══ Extracted data ══
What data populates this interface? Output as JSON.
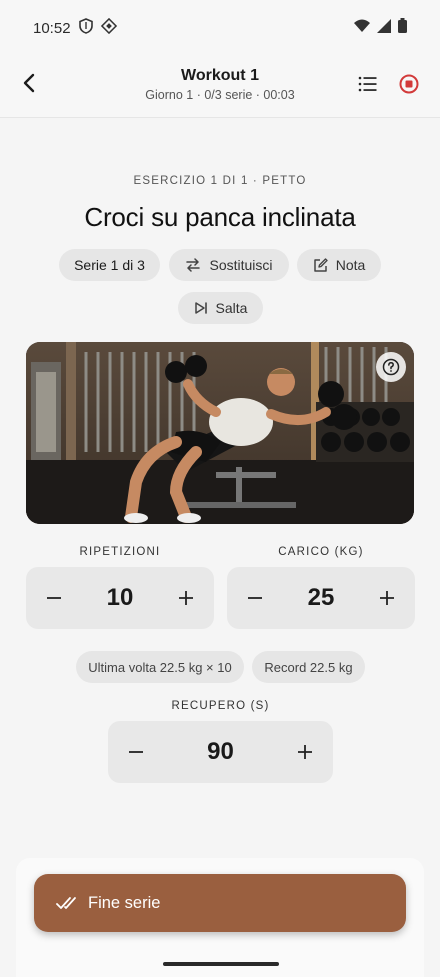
{
  "status_bar": {
    "time": "10:52"
  },
  "app_bar": {
    "title": "Workout 1",
    "subtitle": "Giorno 1 · 0/3 serie · 00:03"
  },
  "exercise": {
    "meta": "ESERCIZIO 1 DI 1 · PETTO",
    "title": "Croci su panca inclinata"
  },
  "chips": {
    "series": "Serie 1 di 3",
    "substitute": "Sostituisci",
    "note": "Nota",
    "skip": "Salta"
  },
  "reps": {
    "label": "RIPETIZIONI",
    "value": "10"
  },
  "load": {
    "label": "CARICO (KG)",
    "value": "25"
  },
  "history": {
    "last_time": "Ultima volta 22.5 kg × 10",
    "record": "Record 22.5 kg"
  },
  "rest": {
    "label": "RECUPERO (S)",
    "value": "90"
  },
  "finish_button": {
    "label": "Fine serie"
  },
  "colors": {
    "accent": "#9a5f3f",
    "stop": "#d23a3a"
  }
}
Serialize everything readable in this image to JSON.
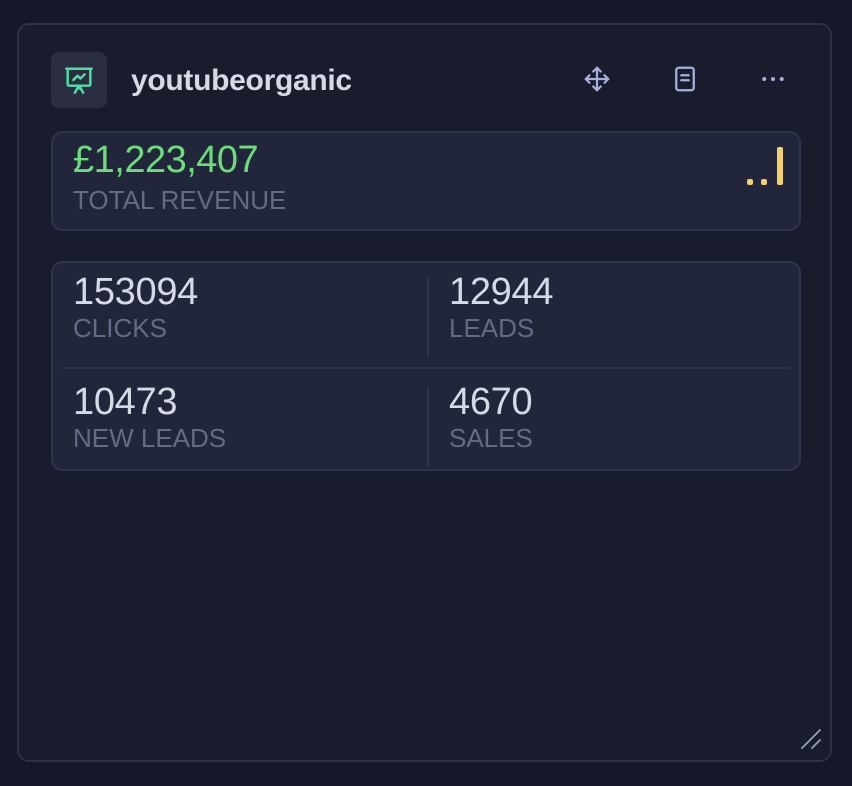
{
  "widget": {
    "title": "youtubeorganic",
    "icon": "presentation-chart-icon",
    "accent_color": "#4fe0a6",
    "actions": [
      {
        "name": "move-button",
        "icon": "move-arrows-icon"
      },
      {
        "name": "notes-button",
        "icon": "document-icon"
      },
      {
        "name": "more-button",
        "icon": "ellipsis-icon"
      }
    ]
  },
  "revenue": {
    "value": "£1,223,407",
    "label": "TOTAL REVENUE",
    "value_color": "#6ddc7a",
    "signal_color": "#f2d16b"
  },
  "stats": [
    {
      "value": "153094",
      "label": "CLICKS"
    },
    {
      "value": "12944",
      "label": "LEADS"
    },
    {
      "value": "10473",
      "label": "NEW LEADS"
    },
    {
      "value": "4670",
      "label": "SALES"
    }
  ]
}
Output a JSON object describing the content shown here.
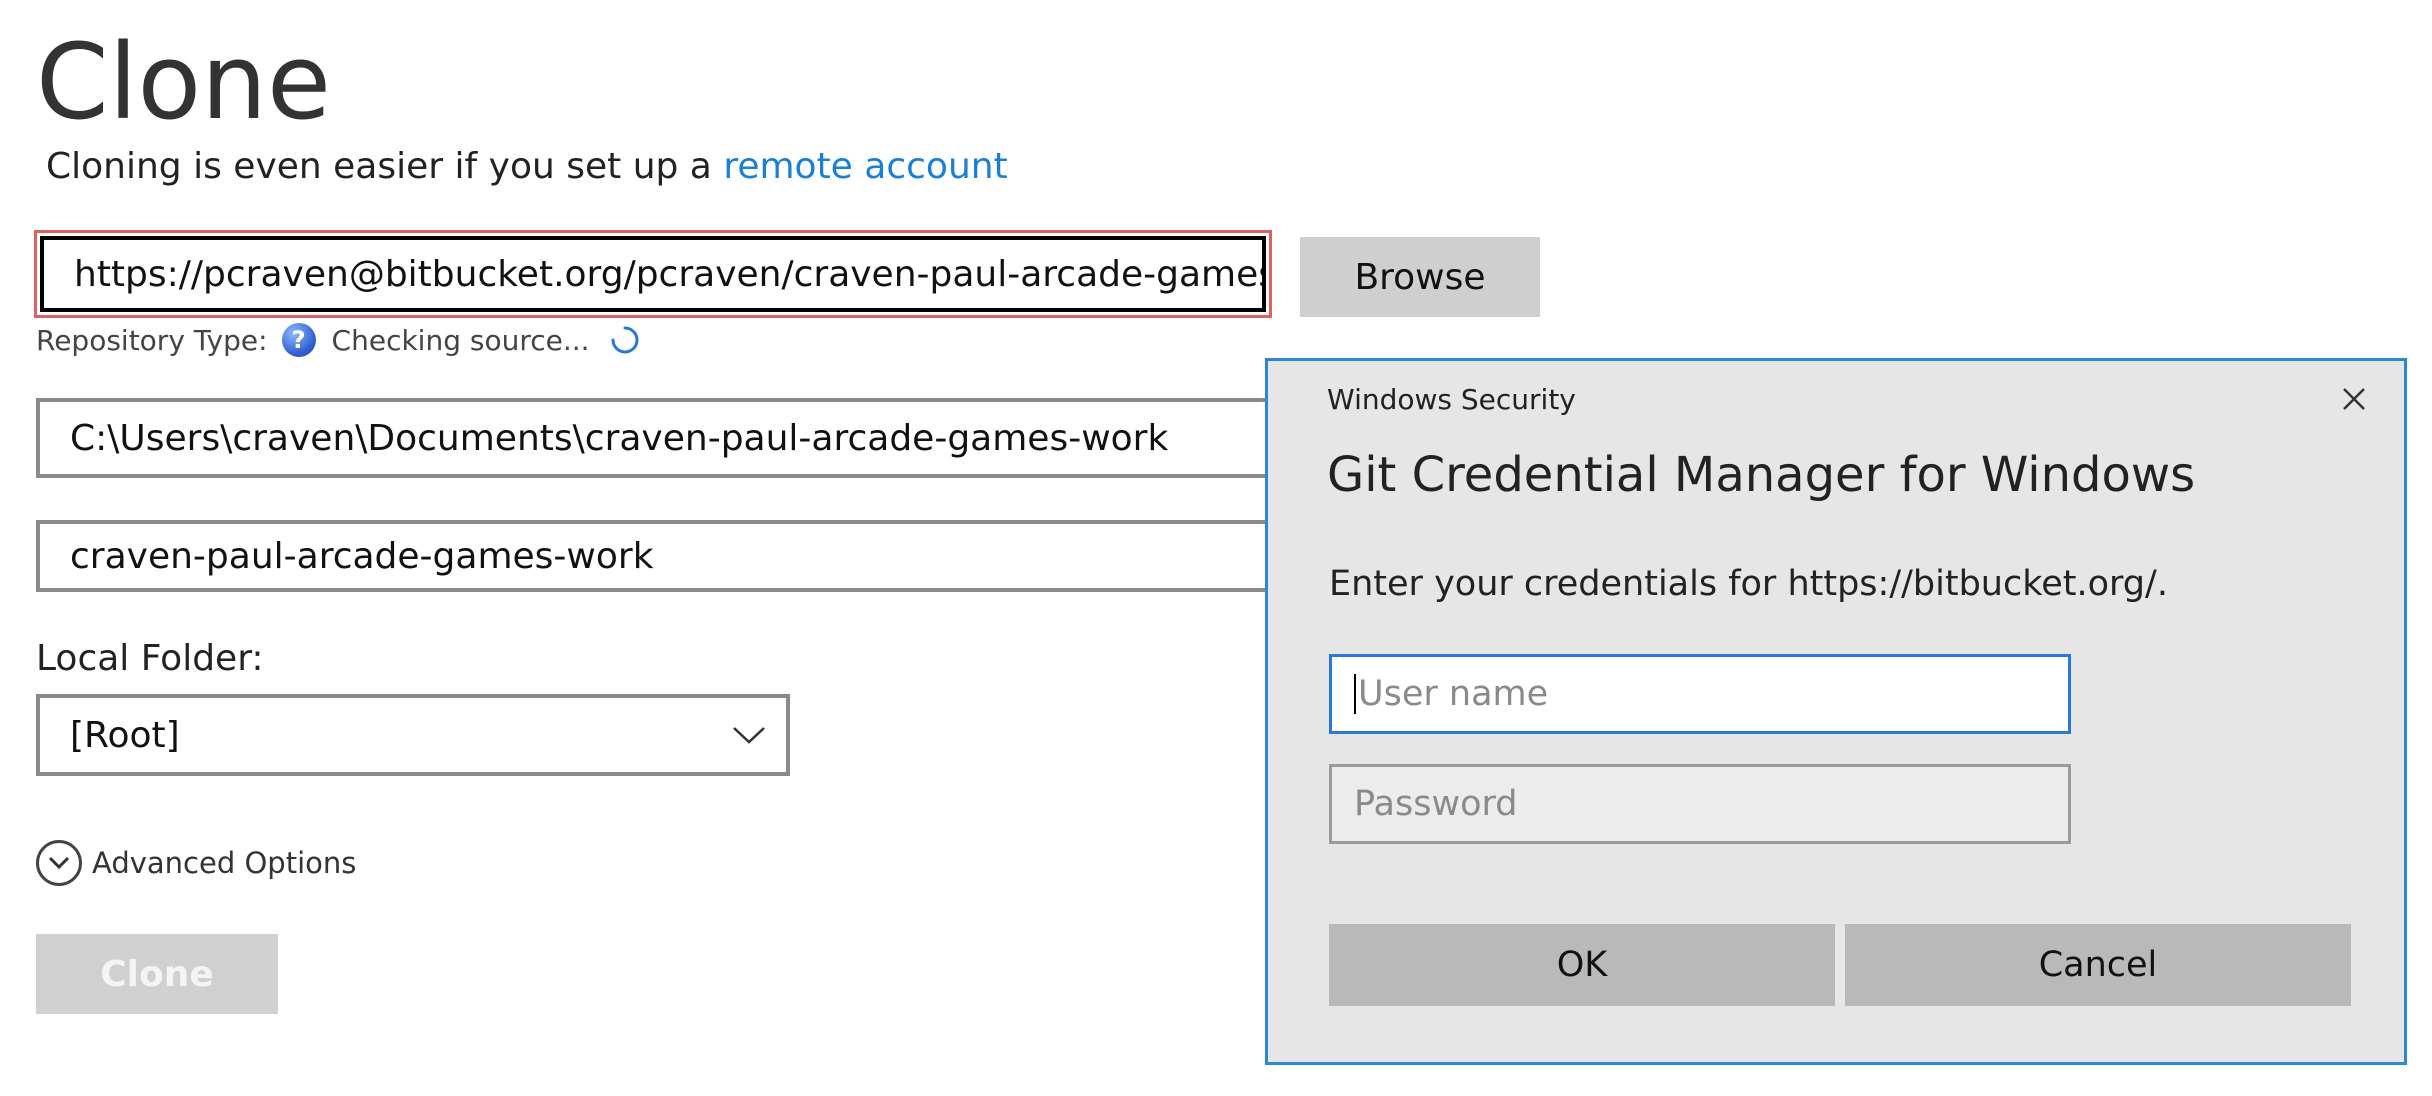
{
  "page": {
    "title": "Clone",
    "subtitle_text": "Cloning is even easier if you set up a ",
    "subtitle_link": "remote account"
  },
  "form": {
    "source_url": "https://pcraven@bitbucket.org/pcraven/craven-paul-arcade-games-wc",
    "browse_label": "Browse",
    "repo_type_label": "Repository Type:",
    "repo_status": "Checking source...",
    "destination_path": "C:\\Users\\craven\\Documents\\craven-paul-arcade-games-work",
    "repo_name": "craven-paul-arcade-games-work",
    "local_folder_label": "Local Folder:",
    "local_folder_value": "[Root]",
    "advanced_label": "Advanced Options",
    "clone_label": "Clone"
  },
  "dialog": {
    "caption": "Windows Security",
    "heading": "Git Credential Manager for Windows",
    "message": "Enter your credentials for https://bitbucket.org/.",
    "username_placeholder": "User name",
    "password_placeholder": "Password",
    "ok_label": "OK",
    "cancel_label": "Cancel"
  },
  "icons": {
    "help": "question-circle-icon",
    "spinner": "loading-spinner-icon",
    "dropdown": "chevron-down-icon",
    "expand": "chevron-circle-down-icon",
    "close": "close-icon"
  },
  "colors": {
    "link": "#1a7fd6",
    "focus_error_border": "#e06060",
    "dialog_border": "#2b88d8",
    "input_focus": "#2b78d8"
  }
}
═══
» **Stated problem**
Show all lines above holding "chevron".

» **Task output**
    "dropdown": "chevron-down-icon",
    "expand": "chevron-circle-down-icon",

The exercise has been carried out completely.